Data records:
- - - - -

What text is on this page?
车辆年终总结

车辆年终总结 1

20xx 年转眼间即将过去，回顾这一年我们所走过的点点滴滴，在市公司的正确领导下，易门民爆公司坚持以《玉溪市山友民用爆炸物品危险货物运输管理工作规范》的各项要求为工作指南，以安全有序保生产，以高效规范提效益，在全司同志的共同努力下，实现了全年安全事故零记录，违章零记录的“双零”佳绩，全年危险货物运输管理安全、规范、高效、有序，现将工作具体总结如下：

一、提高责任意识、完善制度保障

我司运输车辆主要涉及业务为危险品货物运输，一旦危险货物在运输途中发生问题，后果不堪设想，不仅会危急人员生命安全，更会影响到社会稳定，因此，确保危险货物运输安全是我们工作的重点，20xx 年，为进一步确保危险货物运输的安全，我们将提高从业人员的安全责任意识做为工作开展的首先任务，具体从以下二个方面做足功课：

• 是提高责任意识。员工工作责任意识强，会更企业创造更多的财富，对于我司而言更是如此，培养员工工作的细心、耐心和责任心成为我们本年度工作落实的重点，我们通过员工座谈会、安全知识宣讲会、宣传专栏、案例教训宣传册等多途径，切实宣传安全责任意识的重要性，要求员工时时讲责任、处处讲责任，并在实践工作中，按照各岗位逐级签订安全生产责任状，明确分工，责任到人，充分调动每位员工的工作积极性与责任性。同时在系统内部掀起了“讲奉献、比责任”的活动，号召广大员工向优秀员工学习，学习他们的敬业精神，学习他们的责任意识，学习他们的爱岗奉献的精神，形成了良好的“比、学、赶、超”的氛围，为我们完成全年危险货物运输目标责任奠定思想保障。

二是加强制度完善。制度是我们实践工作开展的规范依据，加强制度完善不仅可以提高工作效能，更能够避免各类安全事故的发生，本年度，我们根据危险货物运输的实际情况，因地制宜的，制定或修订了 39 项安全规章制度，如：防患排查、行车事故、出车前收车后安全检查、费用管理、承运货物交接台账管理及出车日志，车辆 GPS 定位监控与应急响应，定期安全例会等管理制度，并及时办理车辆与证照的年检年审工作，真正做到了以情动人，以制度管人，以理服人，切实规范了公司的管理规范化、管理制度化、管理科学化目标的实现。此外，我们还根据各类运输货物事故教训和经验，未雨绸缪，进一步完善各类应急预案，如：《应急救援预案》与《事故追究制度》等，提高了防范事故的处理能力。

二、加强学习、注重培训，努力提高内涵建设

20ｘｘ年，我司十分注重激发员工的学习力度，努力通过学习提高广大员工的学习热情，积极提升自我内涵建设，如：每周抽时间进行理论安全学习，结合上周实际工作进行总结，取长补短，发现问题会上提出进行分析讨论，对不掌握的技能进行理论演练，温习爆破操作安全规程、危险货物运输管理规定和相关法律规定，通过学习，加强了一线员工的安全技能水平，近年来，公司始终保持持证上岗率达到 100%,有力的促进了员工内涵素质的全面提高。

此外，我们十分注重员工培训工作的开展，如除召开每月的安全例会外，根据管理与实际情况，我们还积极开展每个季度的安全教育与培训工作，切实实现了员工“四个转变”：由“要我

- - - - -

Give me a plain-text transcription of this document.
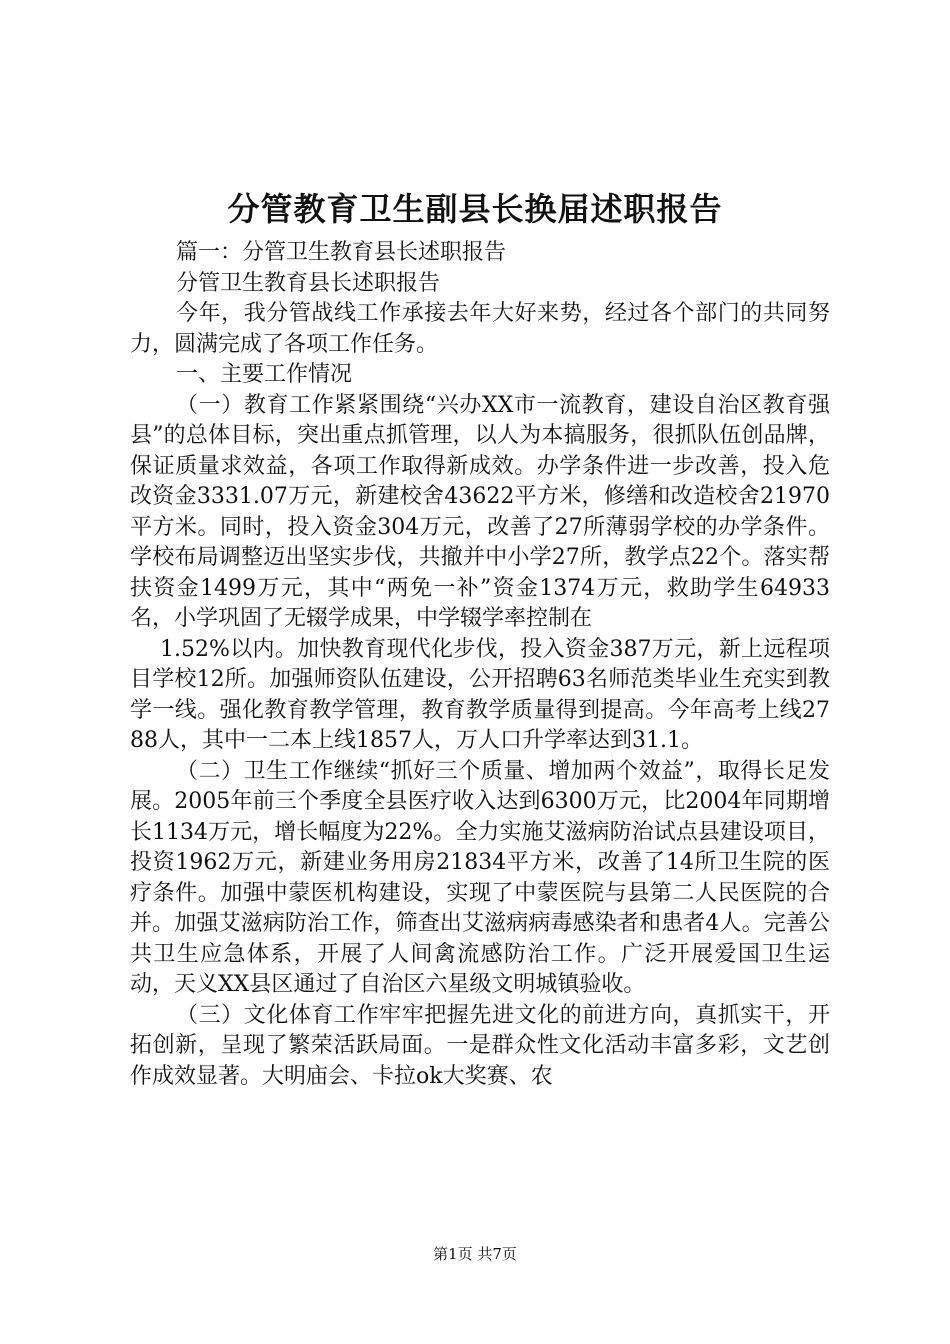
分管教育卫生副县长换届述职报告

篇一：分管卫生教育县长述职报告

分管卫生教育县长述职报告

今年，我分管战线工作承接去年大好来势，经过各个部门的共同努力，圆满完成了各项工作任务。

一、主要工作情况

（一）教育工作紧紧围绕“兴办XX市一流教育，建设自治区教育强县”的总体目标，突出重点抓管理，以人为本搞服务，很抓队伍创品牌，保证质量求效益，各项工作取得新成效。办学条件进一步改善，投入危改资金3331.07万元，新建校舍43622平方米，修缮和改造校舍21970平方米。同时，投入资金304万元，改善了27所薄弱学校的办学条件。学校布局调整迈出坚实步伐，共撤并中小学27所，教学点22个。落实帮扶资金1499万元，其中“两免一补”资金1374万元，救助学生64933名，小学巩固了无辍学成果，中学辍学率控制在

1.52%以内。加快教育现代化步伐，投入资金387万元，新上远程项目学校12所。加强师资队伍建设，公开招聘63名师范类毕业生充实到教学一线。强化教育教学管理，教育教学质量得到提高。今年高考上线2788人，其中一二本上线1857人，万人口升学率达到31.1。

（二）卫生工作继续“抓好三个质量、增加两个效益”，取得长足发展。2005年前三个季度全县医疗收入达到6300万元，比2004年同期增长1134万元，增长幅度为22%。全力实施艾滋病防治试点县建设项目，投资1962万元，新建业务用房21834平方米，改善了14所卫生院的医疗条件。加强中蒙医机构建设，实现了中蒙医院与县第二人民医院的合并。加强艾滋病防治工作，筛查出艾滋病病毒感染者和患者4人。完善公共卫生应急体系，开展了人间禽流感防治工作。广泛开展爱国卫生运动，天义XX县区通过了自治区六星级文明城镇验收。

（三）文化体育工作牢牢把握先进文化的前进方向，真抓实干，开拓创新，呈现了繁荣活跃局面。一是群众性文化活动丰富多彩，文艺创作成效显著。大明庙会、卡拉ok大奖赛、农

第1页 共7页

- - - - -

▶ [What to produce]: Return each line of the data that contains the string "this".

▶ [Exercise solution]:
What text is on this page?
Give me a plain-text transcription of this document.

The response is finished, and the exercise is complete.